• _What you have to do_: Retype each record below word for word. Leave the pictures out.

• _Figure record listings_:

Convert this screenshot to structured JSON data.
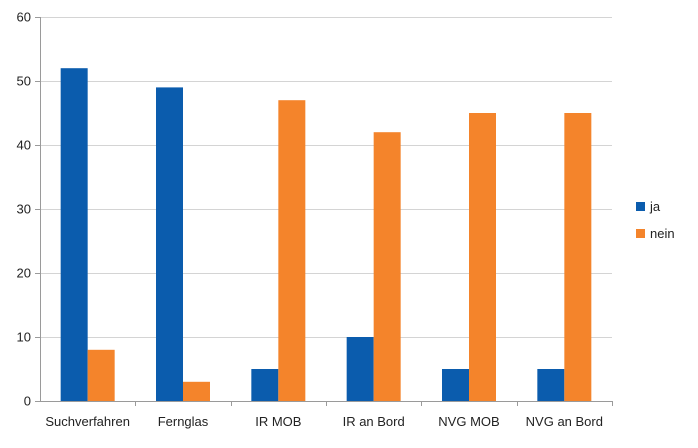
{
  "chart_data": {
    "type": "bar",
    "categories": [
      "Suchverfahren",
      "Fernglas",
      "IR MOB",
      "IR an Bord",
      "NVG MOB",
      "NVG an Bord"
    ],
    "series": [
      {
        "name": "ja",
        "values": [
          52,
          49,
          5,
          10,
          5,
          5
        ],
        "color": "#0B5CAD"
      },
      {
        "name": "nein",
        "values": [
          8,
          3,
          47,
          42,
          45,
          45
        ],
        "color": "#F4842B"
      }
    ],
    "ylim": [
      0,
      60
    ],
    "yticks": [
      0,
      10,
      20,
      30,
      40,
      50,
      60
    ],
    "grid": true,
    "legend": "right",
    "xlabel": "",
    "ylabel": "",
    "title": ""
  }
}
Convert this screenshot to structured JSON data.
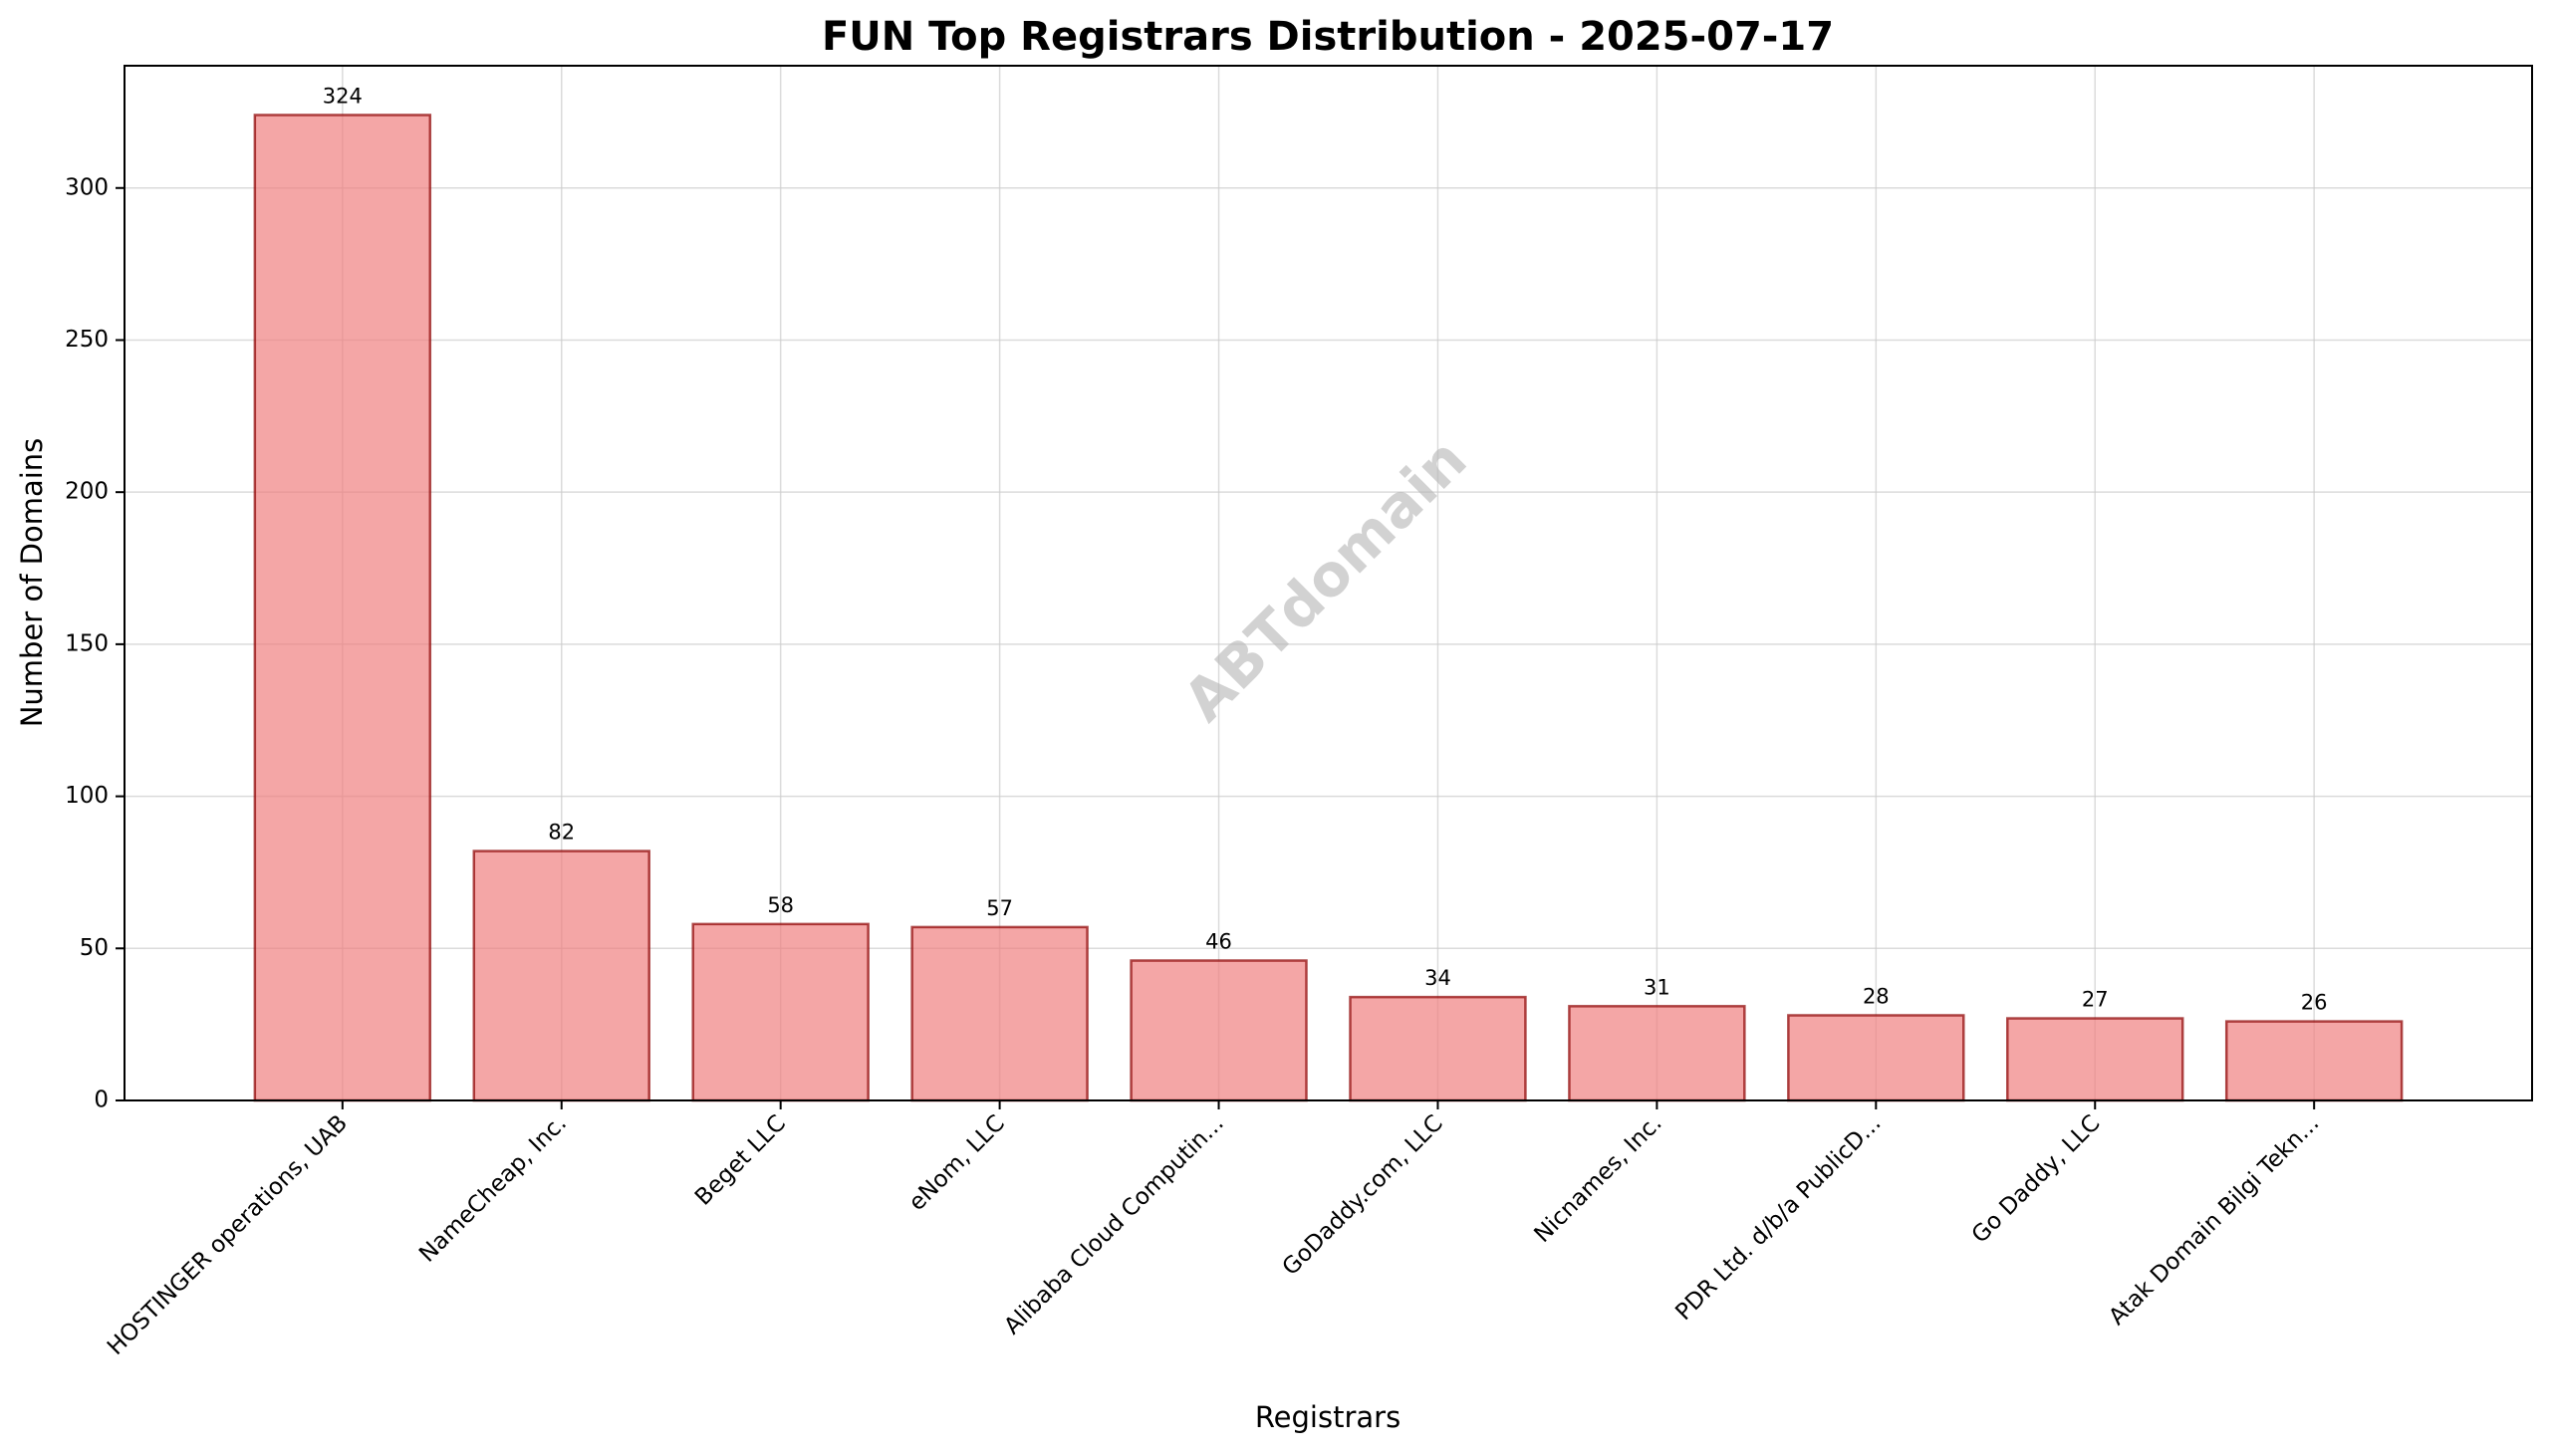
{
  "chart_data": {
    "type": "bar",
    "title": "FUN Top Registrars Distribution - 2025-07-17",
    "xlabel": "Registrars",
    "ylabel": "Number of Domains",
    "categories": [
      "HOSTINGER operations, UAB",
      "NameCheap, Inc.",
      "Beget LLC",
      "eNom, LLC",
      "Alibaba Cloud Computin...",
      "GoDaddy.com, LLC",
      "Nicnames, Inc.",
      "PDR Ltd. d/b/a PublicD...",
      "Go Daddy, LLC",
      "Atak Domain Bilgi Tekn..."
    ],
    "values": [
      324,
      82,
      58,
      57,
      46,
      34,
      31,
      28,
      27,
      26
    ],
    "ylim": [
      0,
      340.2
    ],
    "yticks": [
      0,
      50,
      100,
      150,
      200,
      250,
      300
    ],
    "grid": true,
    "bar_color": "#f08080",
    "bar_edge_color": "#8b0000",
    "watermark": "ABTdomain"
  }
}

• _Output of the task_:
Convert this screenshot to structured JSON data.
{
  "chart_data": {
    "type": "bar",
    "categories": [
      "Suchverfahren",
      "Fernglas",
      "IR MOB",
      "IR an Bord",
      "NVG MOB",
      "NVG an Bord"
    ],
    "series": [
      {
        "name": "ja",
        "values": [
          52,
          49,
          5,
          10,
          5,
          5
        ],
        "color": "#0B5CAD"
      },
      {
        "name": "nein",
        "values": [
          8,
          3,
          47,
          42,
          45,
          45
        ],
        "color": "#F4842B"
      }
    ],
    "ylim": [
      0,
      60
    ],
    "yticks": [
      0,
      10,
      20,
      30,
      40,
      50,
      60
    ],
    "grid": true,
    "legend": "right",
    "xlabel": "",
    "ylabel": "",
    "title": ""
  }
}
Convert this screenshot to structured JSON data.
{
  "chart_data": {
    "type": "bar",
    "title": "FUN Top Registrars Distribution - 2025-07-17",
    "xlabel": "Registrars",
    "ylabel": "Number of Domains",
    "categories": [
      "HOSTINGER operations, UAB",
      "NameCheap, Inc.",
      "Beget LLC",
      "eNom, LLC",
      "Alibaba Cloud Computin...",
      "GoDaddy.com, LLC",
      "Nicnames, Inc.",
      "PDR Ltd. d/b/a PublicD...",
      "Go Daddy, LLC",
      "Atak Domain Bilgi Tekn..."
    ],
    "values": [
      324,
      82,
      58,
      57,
      46,
      34,
      31,
      28,
      27,
      26
    ],
    "ylim": [
      0,
      340.2
    ],
    "yticks": [
      0,
      50,
      100,
      150,
      200,
      250,
      300
    ],
    "grid": true,
    "bar_color": "#f08080",
    "bar_edge_color": "#8b0000",
    "watermark": "ABTdomain"
  }
}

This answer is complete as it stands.